» Goal
Select the lines that hold the word "here" and copy each one.

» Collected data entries
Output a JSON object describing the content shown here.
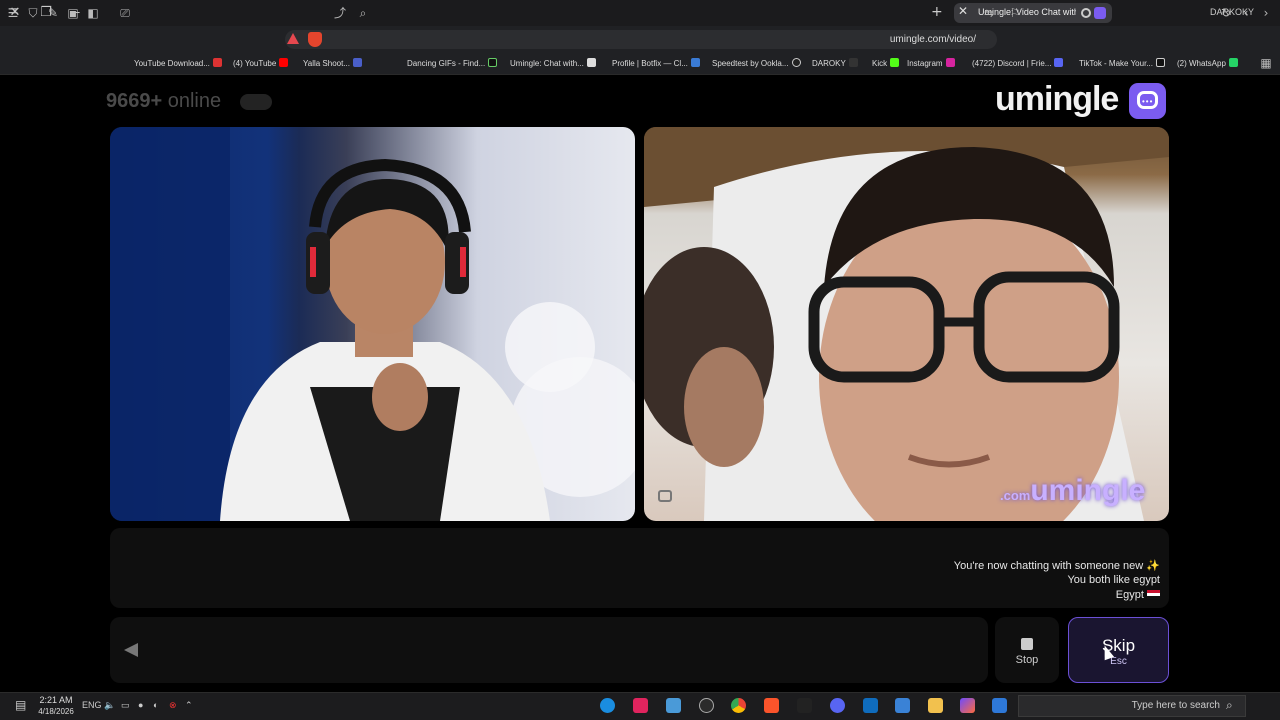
{
  "browser": {
    "profile_name": "DARKOKY",
    "tab_title": "Umingle: Video Chat with Str...",
    "url": "umingle.com/video/",
    "bookmarks": [
      "YouTube Download...",
      "(4) YouTube",
      "Yalla Shoot...",
      "Dancing GIFs - Find...",
      "Umingle: Chat with...",
      "Profile | Botfix — Cl...",
      "Speedtest by Ookla...",
      "DAROKY",
      "Kick",
      "Instagram",
      "(4722) Discord | Frie...",
      "TikTok - Make Your...",
      "(2) WhatsApp"
    ]
  },
  "page": {
    "online_count": "9669+",
    "online_label": "online",
    "logo_text": "umingle",
    "watermark": "umingle",
    "watermark_suffix": ".com",
    "chat": {
      "system_message": "You're now chatting with someone new",
      "common_interest": "You both like egypt",
      "country": "Egypt"
    },
    "stop_label": "Stop",
    "skip_label": "Skip",
    "skip_key": "Esc"
  },
  "taskbar": {
    "search_placeholder": "Type here to search",
    "time": "2:21 AM",
    "date": "4/18/2026",
    "language": "ENG"
  },
  "colors": {
    "brand": "#7b5cf0",
    "background": "#000000",
    "panel": "#0f0f0f"
  }
}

» Exercise result
Output a JSON object describing the content shown here.
    "search_placeholder": "Type here to search",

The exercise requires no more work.